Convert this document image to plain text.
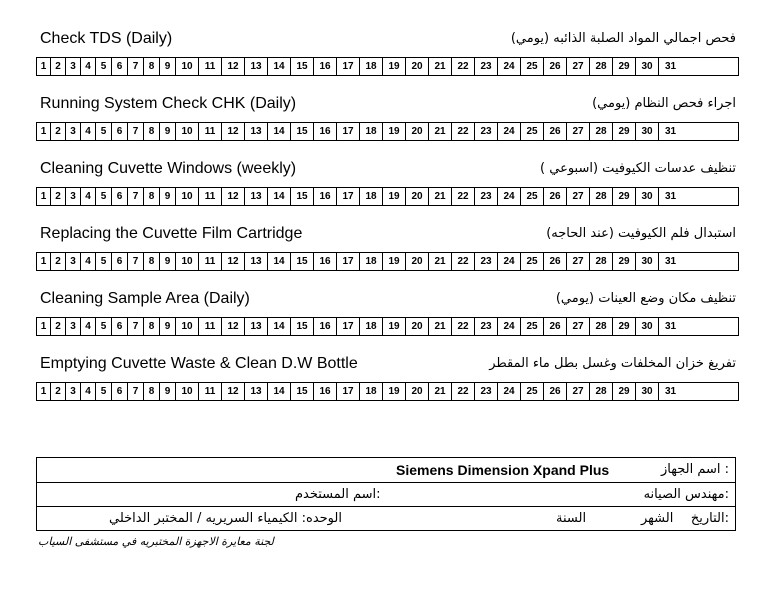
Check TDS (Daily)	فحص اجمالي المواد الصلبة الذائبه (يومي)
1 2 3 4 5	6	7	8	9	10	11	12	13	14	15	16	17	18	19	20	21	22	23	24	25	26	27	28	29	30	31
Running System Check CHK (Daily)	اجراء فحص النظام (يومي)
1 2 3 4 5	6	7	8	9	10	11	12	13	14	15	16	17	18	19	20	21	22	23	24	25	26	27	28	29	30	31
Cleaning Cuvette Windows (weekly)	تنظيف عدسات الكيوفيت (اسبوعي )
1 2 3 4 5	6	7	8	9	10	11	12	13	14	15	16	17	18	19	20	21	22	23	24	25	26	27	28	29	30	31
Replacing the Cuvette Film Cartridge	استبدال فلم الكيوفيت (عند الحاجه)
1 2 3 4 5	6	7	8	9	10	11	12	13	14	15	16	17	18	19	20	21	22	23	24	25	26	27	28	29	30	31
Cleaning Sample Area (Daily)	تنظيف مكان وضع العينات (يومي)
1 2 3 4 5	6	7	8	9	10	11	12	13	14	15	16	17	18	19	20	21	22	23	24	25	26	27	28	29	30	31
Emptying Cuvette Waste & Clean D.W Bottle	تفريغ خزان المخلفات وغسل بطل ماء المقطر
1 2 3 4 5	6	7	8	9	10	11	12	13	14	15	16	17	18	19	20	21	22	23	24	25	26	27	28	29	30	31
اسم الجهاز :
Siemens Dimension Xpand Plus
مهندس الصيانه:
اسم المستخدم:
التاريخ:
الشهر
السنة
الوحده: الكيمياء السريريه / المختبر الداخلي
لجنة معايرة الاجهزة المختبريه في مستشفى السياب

════════════════════

What to do:
Find each line that has the word "Daily", then copy it out.

Written response:
Check TDS (Daily)	فحص اجمالي المواد الصلبة الذائبه (يومي)
Running System Check CHK (Daily)	اجراء فحص النظام (يومي)
Cleaning Sample Area (Daily)	تنظيف مكان وضع العينات (يومي)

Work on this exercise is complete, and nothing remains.